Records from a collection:
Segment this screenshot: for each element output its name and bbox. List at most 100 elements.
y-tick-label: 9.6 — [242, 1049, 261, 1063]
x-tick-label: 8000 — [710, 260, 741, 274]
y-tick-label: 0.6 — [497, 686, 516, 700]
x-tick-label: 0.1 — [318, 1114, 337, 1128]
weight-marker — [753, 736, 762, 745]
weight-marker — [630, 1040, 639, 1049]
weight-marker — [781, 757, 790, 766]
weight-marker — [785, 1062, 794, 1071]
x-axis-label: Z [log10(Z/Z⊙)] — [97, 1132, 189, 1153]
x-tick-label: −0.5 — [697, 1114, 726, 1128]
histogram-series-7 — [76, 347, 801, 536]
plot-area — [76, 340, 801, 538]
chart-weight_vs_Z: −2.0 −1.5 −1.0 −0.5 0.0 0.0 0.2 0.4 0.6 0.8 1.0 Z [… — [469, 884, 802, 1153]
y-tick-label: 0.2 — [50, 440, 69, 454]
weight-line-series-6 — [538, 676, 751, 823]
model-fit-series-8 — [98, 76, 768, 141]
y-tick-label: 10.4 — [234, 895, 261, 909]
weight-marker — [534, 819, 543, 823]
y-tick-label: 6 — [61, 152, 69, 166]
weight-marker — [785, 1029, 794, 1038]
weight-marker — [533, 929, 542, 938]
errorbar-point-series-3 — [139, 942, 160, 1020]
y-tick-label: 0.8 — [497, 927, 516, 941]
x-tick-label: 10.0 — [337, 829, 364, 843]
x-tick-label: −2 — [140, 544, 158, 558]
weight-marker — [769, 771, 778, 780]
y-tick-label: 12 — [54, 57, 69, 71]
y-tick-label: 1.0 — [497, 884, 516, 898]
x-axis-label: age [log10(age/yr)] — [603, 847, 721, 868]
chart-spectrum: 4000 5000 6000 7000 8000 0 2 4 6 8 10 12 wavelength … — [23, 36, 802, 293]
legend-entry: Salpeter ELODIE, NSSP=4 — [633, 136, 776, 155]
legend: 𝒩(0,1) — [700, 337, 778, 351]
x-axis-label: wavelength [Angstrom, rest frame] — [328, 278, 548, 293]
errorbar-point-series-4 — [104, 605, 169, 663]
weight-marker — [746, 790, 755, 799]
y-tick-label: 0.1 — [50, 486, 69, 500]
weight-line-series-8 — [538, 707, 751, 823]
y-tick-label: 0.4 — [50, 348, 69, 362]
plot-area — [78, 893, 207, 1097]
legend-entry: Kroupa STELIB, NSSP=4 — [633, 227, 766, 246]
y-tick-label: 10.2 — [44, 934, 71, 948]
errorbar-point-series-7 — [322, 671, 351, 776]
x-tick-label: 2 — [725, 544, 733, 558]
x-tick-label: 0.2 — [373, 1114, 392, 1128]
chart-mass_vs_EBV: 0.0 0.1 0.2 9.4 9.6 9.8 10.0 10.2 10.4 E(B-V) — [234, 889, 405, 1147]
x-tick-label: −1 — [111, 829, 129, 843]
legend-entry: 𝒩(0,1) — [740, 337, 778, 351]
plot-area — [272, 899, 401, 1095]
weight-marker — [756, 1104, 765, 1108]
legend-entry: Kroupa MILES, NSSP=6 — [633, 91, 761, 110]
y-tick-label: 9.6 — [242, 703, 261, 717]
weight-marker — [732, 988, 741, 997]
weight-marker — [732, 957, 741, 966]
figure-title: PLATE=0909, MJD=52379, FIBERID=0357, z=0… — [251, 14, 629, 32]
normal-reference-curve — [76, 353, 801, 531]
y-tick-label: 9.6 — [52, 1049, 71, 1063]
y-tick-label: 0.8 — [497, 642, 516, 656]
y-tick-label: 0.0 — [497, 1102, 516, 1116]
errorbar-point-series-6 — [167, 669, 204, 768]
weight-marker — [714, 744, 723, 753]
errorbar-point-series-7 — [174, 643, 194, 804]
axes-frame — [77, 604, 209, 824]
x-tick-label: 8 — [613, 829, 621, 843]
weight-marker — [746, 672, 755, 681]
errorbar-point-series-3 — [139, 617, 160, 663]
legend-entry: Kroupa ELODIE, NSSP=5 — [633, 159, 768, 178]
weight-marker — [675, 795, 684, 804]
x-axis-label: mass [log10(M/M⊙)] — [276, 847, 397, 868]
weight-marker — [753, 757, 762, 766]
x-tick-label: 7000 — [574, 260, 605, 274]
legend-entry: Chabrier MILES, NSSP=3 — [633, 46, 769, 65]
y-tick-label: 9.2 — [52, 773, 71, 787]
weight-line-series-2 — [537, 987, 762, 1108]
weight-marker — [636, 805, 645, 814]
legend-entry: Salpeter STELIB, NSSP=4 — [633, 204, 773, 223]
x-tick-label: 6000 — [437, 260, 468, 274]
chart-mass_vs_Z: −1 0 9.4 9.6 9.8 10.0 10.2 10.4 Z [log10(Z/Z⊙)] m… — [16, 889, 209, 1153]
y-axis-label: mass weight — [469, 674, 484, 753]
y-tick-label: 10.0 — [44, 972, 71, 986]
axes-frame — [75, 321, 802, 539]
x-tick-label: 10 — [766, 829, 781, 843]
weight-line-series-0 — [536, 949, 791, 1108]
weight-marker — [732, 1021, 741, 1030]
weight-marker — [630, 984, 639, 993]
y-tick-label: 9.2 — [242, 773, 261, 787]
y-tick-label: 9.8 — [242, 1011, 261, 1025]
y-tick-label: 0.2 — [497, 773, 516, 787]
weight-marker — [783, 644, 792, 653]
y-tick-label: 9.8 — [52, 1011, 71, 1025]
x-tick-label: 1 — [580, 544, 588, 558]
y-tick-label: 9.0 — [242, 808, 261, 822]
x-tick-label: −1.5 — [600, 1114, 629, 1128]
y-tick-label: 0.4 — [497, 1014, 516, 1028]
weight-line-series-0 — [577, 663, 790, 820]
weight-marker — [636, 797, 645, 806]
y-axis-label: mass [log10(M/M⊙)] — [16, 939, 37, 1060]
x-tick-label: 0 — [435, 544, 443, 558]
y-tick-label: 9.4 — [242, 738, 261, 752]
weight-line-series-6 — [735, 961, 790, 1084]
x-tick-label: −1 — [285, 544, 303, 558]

---

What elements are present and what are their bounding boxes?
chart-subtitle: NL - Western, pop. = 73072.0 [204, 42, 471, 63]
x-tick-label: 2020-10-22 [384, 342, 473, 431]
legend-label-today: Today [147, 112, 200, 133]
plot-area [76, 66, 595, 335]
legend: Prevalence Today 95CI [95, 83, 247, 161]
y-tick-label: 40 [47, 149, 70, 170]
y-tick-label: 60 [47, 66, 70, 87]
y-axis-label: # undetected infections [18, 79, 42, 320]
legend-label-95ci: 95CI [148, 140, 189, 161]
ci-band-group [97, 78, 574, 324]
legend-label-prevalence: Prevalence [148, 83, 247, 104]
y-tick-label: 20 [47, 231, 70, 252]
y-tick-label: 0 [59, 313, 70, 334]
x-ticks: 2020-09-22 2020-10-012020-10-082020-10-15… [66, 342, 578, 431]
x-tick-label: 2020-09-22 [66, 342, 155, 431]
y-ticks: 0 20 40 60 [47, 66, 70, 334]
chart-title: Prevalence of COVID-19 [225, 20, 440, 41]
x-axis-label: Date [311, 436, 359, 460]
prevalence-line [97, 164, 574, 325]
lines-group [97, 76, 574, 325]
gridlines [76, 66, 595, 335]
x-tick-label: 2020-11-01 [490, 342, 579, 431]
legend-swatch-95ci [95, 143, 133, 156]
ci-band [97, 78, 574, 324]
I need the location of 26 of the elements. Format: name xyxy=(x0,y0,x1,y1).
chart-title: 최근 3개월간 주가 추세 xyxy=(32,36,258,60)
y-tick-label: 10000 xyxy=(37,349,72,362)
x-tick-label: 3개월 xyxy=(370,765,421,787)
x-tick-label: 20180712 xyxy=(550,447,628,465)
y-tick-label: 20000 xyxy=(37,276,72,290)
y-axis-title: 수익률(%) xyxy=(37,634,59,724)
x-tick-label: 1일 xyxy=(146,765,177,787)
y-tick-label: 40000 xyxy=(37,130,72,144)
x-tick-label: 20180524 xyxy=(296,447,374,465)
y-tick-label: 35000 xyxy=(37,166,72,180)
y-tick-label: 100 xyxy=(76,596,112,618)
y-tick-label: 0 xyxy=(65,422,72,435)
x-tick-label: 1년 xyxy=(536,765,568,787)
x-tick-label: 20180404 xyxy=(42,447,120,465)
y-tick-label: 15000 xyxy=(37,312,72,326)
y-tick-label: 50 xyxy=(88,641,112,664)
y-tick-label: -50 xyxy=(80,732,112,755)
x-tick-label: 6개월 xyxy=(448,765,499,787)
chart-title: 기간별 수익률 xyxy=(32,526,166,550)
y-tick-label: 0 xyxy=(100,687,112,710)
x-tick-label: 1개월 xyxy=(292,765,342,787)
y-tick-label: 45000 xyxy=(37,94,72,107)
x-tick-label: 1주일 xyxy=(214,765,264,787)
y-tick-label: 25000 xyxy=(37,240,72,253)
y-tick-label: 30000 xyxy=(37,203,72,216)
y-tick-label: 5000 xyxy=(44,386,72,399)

REQUEST.
Rewrite the items starting at the line with "What elements are" and ending at the line with "prevalence-line [97, 164, 574, 325]", putting "confirmed cases" in place of "undetected infections" and leaving everything else as it is.

RESPONSE TO THIS EXERCISE.
What elements are present and what are their bounding boxes?
chart-subtitle: NL - Western, pop. = 73072.0 [204, 42, 471, 63]
x-tick-label: 2020-10-22 [384, 342, 473, 431]
legend-label-today: Today [147, 112, 200, 133]
plot-area [76, 66, 595, 335]
legend: Prevalence Today 95CI [95, 83, 247, 161]
y-tick-label: 40 [47, 149, 70, 170]
y-tick-label: 60 [47, 66, 70, 87]
y-axis-label: # confirmed cases [18, 79, 42, 320]
legend-label-95ci: 95CI [148, 140, 189, 161]
ci-band-group [97, 78, 574, 324]
legend-label-prevalence: Prevalence [148, 83, 247, 104]
y-tick-label: 20 [47, 231, 70, 252]
y-tick-label: 0 [59, 313, 70, 334]
x-ticks: 2020-09-22 2020-10-012020-10-082020-10-15… [66, 342, 578, 431]
x-tick-label: 2020-09-22 [66, 342, 155, 431]
y-ticks: 0 20 40 60 [47, 66, 70, 334]
chart-title: Prevalence of COVID-19 [225, 20, 440, 41]
x-axis-label: Date [311, 436, 359, 460]
prevalence-line [97, 164, 574, 325]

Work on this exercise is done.